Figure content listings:
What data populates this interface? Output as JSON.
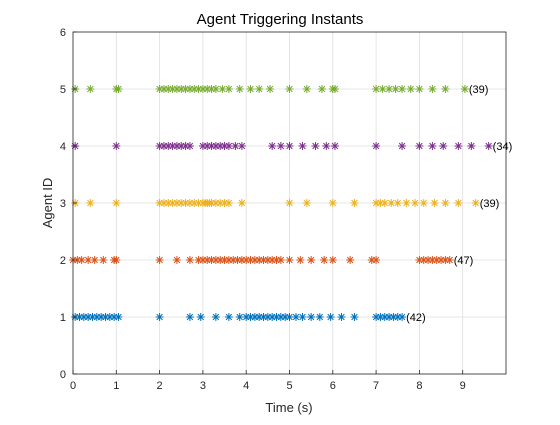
{
  "chart_data": {
    "type": "scatter",
    "title": "Agent Triggering Instants",
    "xlabel": "Time (s)",
    "ylabel": "Agent ID",
    "xlim": [
      0,
      10
    ],
    "ylim": [
      0,
      6
    ],
    "xticks": [
      0,
      1,
      2,
      3,
      4,
      5,
      6,
      7,
      8,
      9
    ],
    "yticks": [
      0,
      1,
      2,
      3,
      4,
      5,
      6
    ],
    "grid": true,
    "marker": "asterisk",
    "series": [
      {
        "agent": 1,
        "color": "#0072BD",
        "count_label": "(42)",
        "times": [
          0.05,
          0.15,
          0.25,
          0.35,
          0.45,
          0.55,
          0.65,
          0.75,
          0.85,
          0.95,
          1.05,
          2.0,
          2.7,
          2.95,
          3.3,
          3.6,
          3.85,
          4.0,
          4.1,
          4.2,
          4.3,
          4.4,
          4.5,
          4.6,
          4.7,
          4.8,
          4.9,
          5.0,
          5.15,
          5.3,
          5.5,
          5.7,
          5.95,
          6.2,
          6.5,
          7.0,
          7.1,
          7.2,
          7.3,
          7.4,
          7.5,
          7.6
        ]
      },
      {
        "agent": 2,
        "color": "#D95319",
        "count_label": "(47)",
        "times": [
          0.0,
          0.1,
          0.2,
          0.35,
          0.5,
          0.7,
          0.95,
          1.0,
          2.0,
          2.4,
          2.7,
          2.9,
          3.0,
          3.1,
          3.2,
          3.3,
          3.4,
          3.5,
          3.6,
          3.7,
          3.8,
          3.9,
          4.0,
          4.1,
          4.2,
          4.3,
          4.4,
          4.5,
          4.6,
          4.7,
          4.8,
          5.0,
          5.25,
          5.5,
          5.8,
          6.0,
          6.4,
          6.9,
          7.0,
          8.0,
          8.1,
          8.2,
          8.3,
          8.4,
          8.5,
          8.6,
          8.7
        ]
      },
      {
        "agent": 3,
        "color": "#EDB120",
        "count_label": "(39)",
        "times": [
          0.05,
          0.4,
          1.0,
          2.0,
          2.1,
          2.2,
          2.3,
          2.4,
          2.5,
          2.6,
          2.7,
          2.8,
          2.9,
          3.0,
          3.05,
          3.1,
          3.15,
          3.2,
          3.3,
          3.4,
          3.5,
          3.6,
          3.9,
          5.0,
          5.4,
          6.0,
          6.5,
          7.0,
          7.1,
          7.2,
          7.35,
          7.5,
          7.7,
          7.9,
          8.1,
          8.35,
          8.6,
          8.9,
          9.3
        ]
      },
      {
        "agent": 4,
        "color": "#7E2F8E",
        "count_label": "(34)",
        "times": [
          0.05,
          1.0,
          2.0,
          2.1,
          2.2,
          2.3,
          2.4,
          2.5,
          2.6,
          2.7,
          3.0,
          3.1,
          3.2,
          3.3,
          3.4,
          3.5,
          3.6,
          3.75,
          3.9,
          4.6,
          4.8,
          5.0,
          5.3,
          5.6,
          5.85,
          6.05,
          7.0,
          7.6,
          8.0,
          8.3,
          8.55,
          8.9,
          9.2,
          9.6
        ]
      },
      {
        "agent": 5,
        "color": "#77AC30",
        "count_label": "(39)",
        "times": [
          0.05,
          0.4,
          1.0,
          1.05,
          2.0,
          2.1,
          2.2,
          2.3,
          2.4,
          2.5,
          2.6,
          2.7,
          2.8,
          2.9,
          3.0,
          3.1,
          3.2,
          3.3,
          3.45,
          3.6,
          3.85,
          4.1,
          4.3,
          4.55,
          5.0,
          5.4,
          5.75,
          6.0,
          6.05,
          7.0,
          7.15,
          7.3,
          7.45,
          7.6,
          7.8,
          8.0,
          8.3,
          8.6,
          9.05
        ]
      }
    ]
  }
}
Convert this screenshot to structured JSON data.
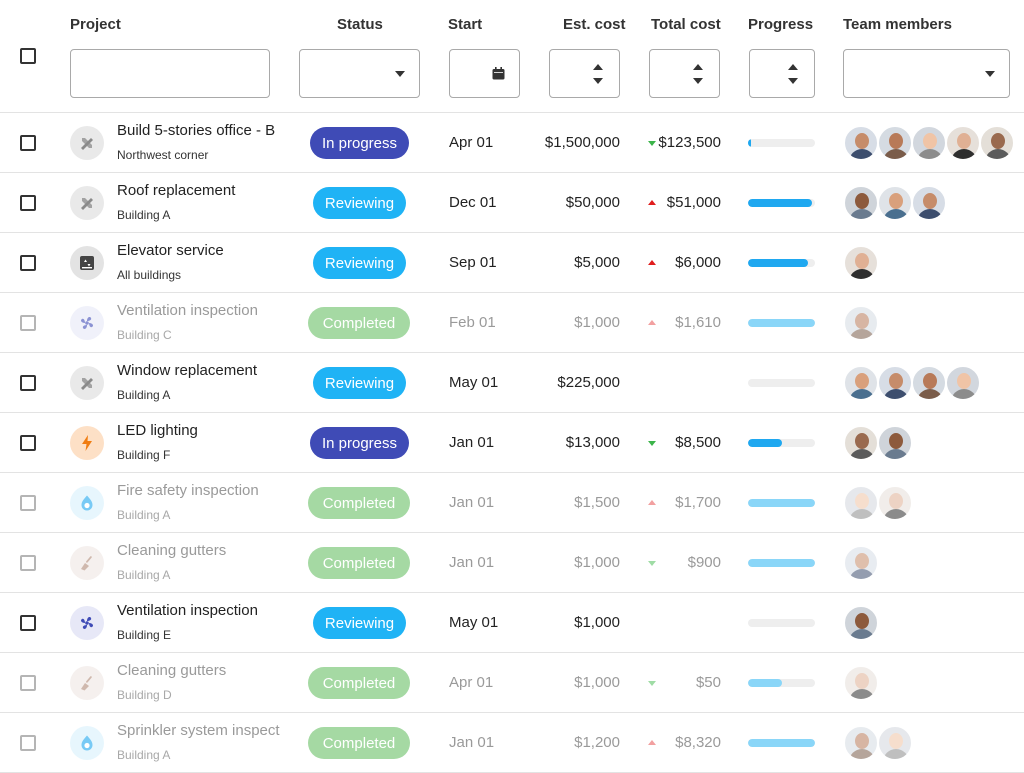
{
  "header": {
    "project": "Project",
    "status": "Status",
    "start": "Start",
    "est_cost": "Est. cost",
    "total_cost": "Total cost",
    "progress": "Progress",
    "team_members": "Team members"
  },
  "colors": {
    "in_progress": "#3f4bb6",
    "reviewing": "#1fb3f5",
    "completed": "#a5d9a3",
    "progress_fill": "#1fa8f0",
    "trend_up": "#e01e1e",
    "trend_down": "#3cb44a"
  },
  "rows": [
    {
      "name": "Build 5-stories office - B",
      "sub": "Northwest corner",
      "icon": "tools-icon",
      "status": "In progress",
      "start": "Apr 01",
      "est": "$1,500,000",
      "trend": "down",
      "total": "$123,500",
      "progress": 0.05,
      "members": 5,
      "muted": false
    },
    {
      "name": "Roof replacement",
      "sub": "Building A",
      "icon": "tools-icon",
      "status": "Reviewing",
      "start": "Dec 01",
      "est": "$50,000",
      "trend": "up",
      "total": "$51,000",
      "progress": 0.95,
      "members": 3,
      "muted": false
    },
    {
      "name": "Elevator service",
      "sub": "All buildings",
      "icon": "elevator-icon",
      "status": "Reviewing",
      "start": "Sep 01",
      "est": "$5,000",
      "trend": "up",
      "total": "$6,000",
      "progress": 0.9,
      "members": 1,
      "muted": false
    },
    {
      "name": "Ventilation inspection",
      "sub": "Building C",
      "icon": "fan-icon",
      "status": "Completed",
      "start": "Feb 01",
      "est": "$1,000",
      "trend": "up",
      "total": "$1,610",
      "progress": 1.0,
      "members": 1,
      "muted": true
    },
    {
      "name": "Window replacement",
      "sub": "Building A",
      "icon": "tools-icon",
      "status": "Reviewing",
      "start": "May 01",
      "est": "$225,000",
      "trend": "",
      "total": "",
      "progress": 0,
      "members": 4,
      "muted": false
    },
    {
      "name": "LED lighting",
      "sub": "Building F",
      "icon": "bolt-icon",
      "status": "In progress",
      "start": "Jan 01",
      "est": "$13,000",
      "trend": "down",
      "total": "$8,500",
      "progress": 0.5,
      "members": 2,
      "muted": false
    },
    {
      "name": "Fire safety inspection",
      "sub": "Building A",
      "icon": "flame-icon",
      "status": "Completed",
      "start": "Jan 01",
      "est": "$1,500",
      "trend": "up",
      "total": "$1,700",
      "progress": 1.0,
      "members": 2,
      "muted": true
    },
    {
      "name": "Cleaning gutters",
      "sub": "Building A",
      "icon": "broom-icon",
      "status": "Completed",
      "start": "Jan 01",
      "est": "$1,000",
      "trend": "down",
      "total": "$900",
      "progress": 1.0,
      "members": 1,
      "muted": true
    },
    {
      "name": "Ventilation inspection",
      "sub": "Building E",
      "icon": "fan-icon",
      "status": "Reviewing",
      "start": "May 01",
      "est": "$1,000",
      "trend": "",
      "total": "",
      "progress": 0,
      "members": 1,
      "muted": false
    },
    {
      "name": "Cleaning gutters",
      "sub": "Building D",
      "icon": "broom-icon",
      "status": "Completed",
      "start": "Apr 01",
      "est": "$1,000",
      "trend": "down",
      "total": "$50",
      "progress": 0.5,
      "members": 1,
      "muted": true
    },
    {
      "name": "Sprinkler system inspect",
      "sub": "Building A",
      "icon": "flame-icon",
      "status": "Completed",
      "start": "Jan 01",
      "est": "$1,200",
      "trend": "up",
      "total": "$8,320",
      "progress": 1.0,
      "members": 2,
      "muted": true
    }
  ]
}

» **Required work**
Leave the pictures out and reproduce each record exactly as written.

» **Completed exercise**
What data populates this interface? Output as JSON.
{
  "chart_data": {
    "type": "scatter",
    "title": "Agent Triggering Instants",
    "xlabel": "Time (s)",
    "ylabel": "Agent ID",
    "xlim": [
      0,
      10
    ],
    "ylim": [
      0,
      6
    ],
    "xticks": [
      0,
      1,
      2,
      3,
      4,
      5,
      6,
      7,
      8,
      9
    ],
    "yticks": [
      0,
      1,
      2,
      3,
      4,
      5,
      6
    ],
    "grid": true,
    "marker": "asterisk",
    "series": [
      {
        "agent": 1,
        "color": "#0072BD",
        "count_label": "(42)",
        "times": [
          0.05,
          0.15,
          0.25,
          0.35,
          0.45,
          0.55,
          0.65,
          0.75,
          0.85,
          0.95,
          1.05,
          2.0,
          2.7,
          2.95,
          3.3,
          3.6,
          3.85,
          4.0,
          4.1,
          4.2,
          4.3,
          4.4,
          4.5,
          4.6,
          4.7,
          4.8,
          4.9,
          5.0,
          5.15,
          5.3,
          5.5,
          5.7,
          5.95,
          6.2,
          6.5,
          7.0,
          7.1,
          7.2,
          7.3,
          7.4,
          7.5,
          7.6
        ]
      },
      {
        "agent": 2,
        "color": "#D95319",
        "count_label": "(47)",
        "times": [
          0.0,
          0.1,
          0.2,
          0.35,
          0.5,
          0.7,
          0.95,
          1.0,
          2.0,
          2.4,
          2.7,
          2.9,
          3.0,
          3.1,
          3.2,
          3.3,
          3.4,
          3.5,
          3.6,
          3.7,
          3.8,
          3.9,
          4.0,
          4.1,
          4.2,
          4.3,
          4.4,
          4.5,
          4.6,
          4.7,
          4.8,
          5.0,
          5.25,
          5.5,
          5.8,
          6.0,
          6.4,
          6.9,
          7.0,
          8.0,
          8.1,
          8.2,
          8.3,
          8.4,
          8.5,
          8.6,
          8.7
        ]
      },
      {
        "agent": 3,
        "color": "#EDB120",
        "count_label": "(39)",
        "times": [
          0.05,
          0.4,
          1.0,
          2.0,
          2.1,
          2.2,
          2.3,
          2.4,
          2.5,
          2.6,
          2.7,
          2.8,
          2.9,
          3.0,
          3.05,
          3.1,
          3.15,
          3.2,
          3.3,
          3.4,
          3.5,
          3.6,
          3.9,
          5.0,
          5.4,
          6.0,
          6.5,
          7.0,
          7.1,
          7.2,
          7.35,
          7.5,
          7.7,
          7.9,
          8.1,
          8.35,
          8.6,
          8.9,
          9.3
        ]
      },
      {
        "agent": 4,
        "color": "#7E2F8E",
        "count_label": "(34)",
        "times": [
          0.05,
          1.0,
          2.0,
          2.1,
          2.2,
          2.3,
          2.4,
          2.5,
          2.6,
          2.7,
          3.0,
          3.1,
          3.2,
          3.3,
          3.4,
          3.5,
          3.6,
          3.75,
          3.9,
          4.6,
          4.8,
          5.0,
          5.3,
          5.6,
          5.85,
          6.05,
          7.0,
          7.6,
          8.0,
          8.3,
          8.55,
          8.9,
          9.2,
          9.6
        ]
      },
      {
        "agent": 5,
        "color": "#77AC30",
        "count_label": "(39)",
        "times": [
          0.05,
          0.4,
          1.0,
          1.05,
          2.0,
          2.1,
          2.2,
          2.3,
          2.4,
          2.5,
          2.6,
          2.7,
          2.8,
          2.9,
          3.0,
          3.1,
          3.2,
          3.3,
          3.45,
          3.6,
          3.85,
          4.1,
          4.3,
          4.55,
          5.0,
          5.4,
          5.75,
          6.0,
          6.05,
          7.0,
          7.15,
          7.3,
          7.45,
          7.6,
          7.8,
          8.0,
          8.3,
          8.6,
          9.05
        ]
      }
    ]
  }
}
Convert this screenshot to structured JSON data.
{
  "header": {
    "project": "Project",
    "status": "Status",
    "start": "Start",
    "est_cost": "Est. cost",
    "total_cost": "Total cost",
    "progress": "Progress",
    "team_members": "Team members"
  },
  "colors": {
    "in_progress": "#3f4bb6",
    "reviewing": "#1fb3f5",
    "completed": "#a5d9a3",
    "progress_fill": "#1fa8f0",
    "trend_up": "#e01e1e",
    "trend_down": "#3cb44a"
  },
  "rows": [
    {
      "name": "Build 5-stories office - B",
      "sub": "Northwest corner",
      "icon": "tools-icon",
      "status": "In progress",
      "start": "Apr 01",
      "est": "$1,500,000",
      "trend": "down",
      "total": "$123,500",
      "progress": 0.05,
      "members": 5,
      "muted": false
    },
    {
      "name": "Roof replacement",
      "sub": "Building A",
      "icon": "tools-icon",
      "status": "Reviewing",
      "start": "Dec 01",
      "est": "$50,000",
      "trend": "up",
      "total": "$51,000",
      "progress": 0.95,
      "members": 3,
      "muted": false
    },
    {
      "name": "Elevator service",
      "sub": "All buildings",
      "icon": "elevator-icon",
      "status": "Reviewing",
      "start": "Sep 01",
      "est": "$5,000",
      "trend": "up",
      "total": "$6,000",
      "progress": 0.9,
      "members": 1,
      "muted": false
    },
    {
      "name": "Ventilation inspection",
      "sub": "Building C",
      "icon": "fan-icon",
      "status": "Completed",
      "start": "Feb 01",
      "est": "$1,000",
      "trend": "up",
      "total": "$1,610",
      "progress": 1.0,
      "members": 1,
      "muted": true
    },
    {
      "name": "Window replacement",
      "sub": "Building A",
      "icon": "tools-icon",
      "status": "Reviewing",
      "start": "May 01",
      "est": "$225,000",
      "trend": "",
      "total": "",
      "progress": 0,
      "members": 4,
      "muted": false
    },
    {
      "name": "LED lighting",
      "sub": "Building F",
      "icon": "bolt-icon",
      "status": "In progress",
      "start": "Jan 01",
      "est": "$13,000",
      "trend": "down",
      "total": "$8,500",
      "progress": 0.5,
      "members": 2,
      "muted": false
    },
    {
      "name": "Fire safety inspection",
      "sub": "Building A",
      "icon": "flame-icon",
      "status": "Completed",
      "start": "Jan 01",
      "est": "$1,500",
      "trend": "up",
      "total": "$1,700",
      "progress": 1.0,
      "members": 2,
      "muted": true
    },
    {
      "name": "Cleaning gutters",
      "sub": "Building A",
      "icon": "broom-icon",
      "status": "Completed",
      "start": "Jan 01",
      "est": "$1,000",
      "trend": "down",
      "total": "$900",
      "progress": 1.0,
      "members": 1,
      "muted": true
    },
    {
      "name": "Ventilation inspection",
      "sub": "Building E",
      "icon": "fan-icon",
      "status": "Reviewing",
      "start": "May 01",
      "est": "$1,000",
      "trend": "",
      "total": "",
      "progress": 0,
      "members": 1,
      "muted": false
    },
    {
      "name": "Cleaning gutters",
      "sub": "Building D",
      "icon": "broom-icon",
      "status": "Completed",
      "start": "Apr 01",
      "est": "$1,000",
      "trend": "down",
      "total": "$50",
      "progress": 0.5,
      "members": 1,
      "muted": true
    },
    {
      "name": "Sprinkler system inspect",
      "sub": "Building A",
      "icon": "flame-icon",
      "status": "Completed",
      "start": "Jan 01",
      "est": "$1,200",
      "trend": "up",
      "total": "$8,320",
      "progress": 1.0,
      "members": 2,
      "muted": true
    }
  ]
}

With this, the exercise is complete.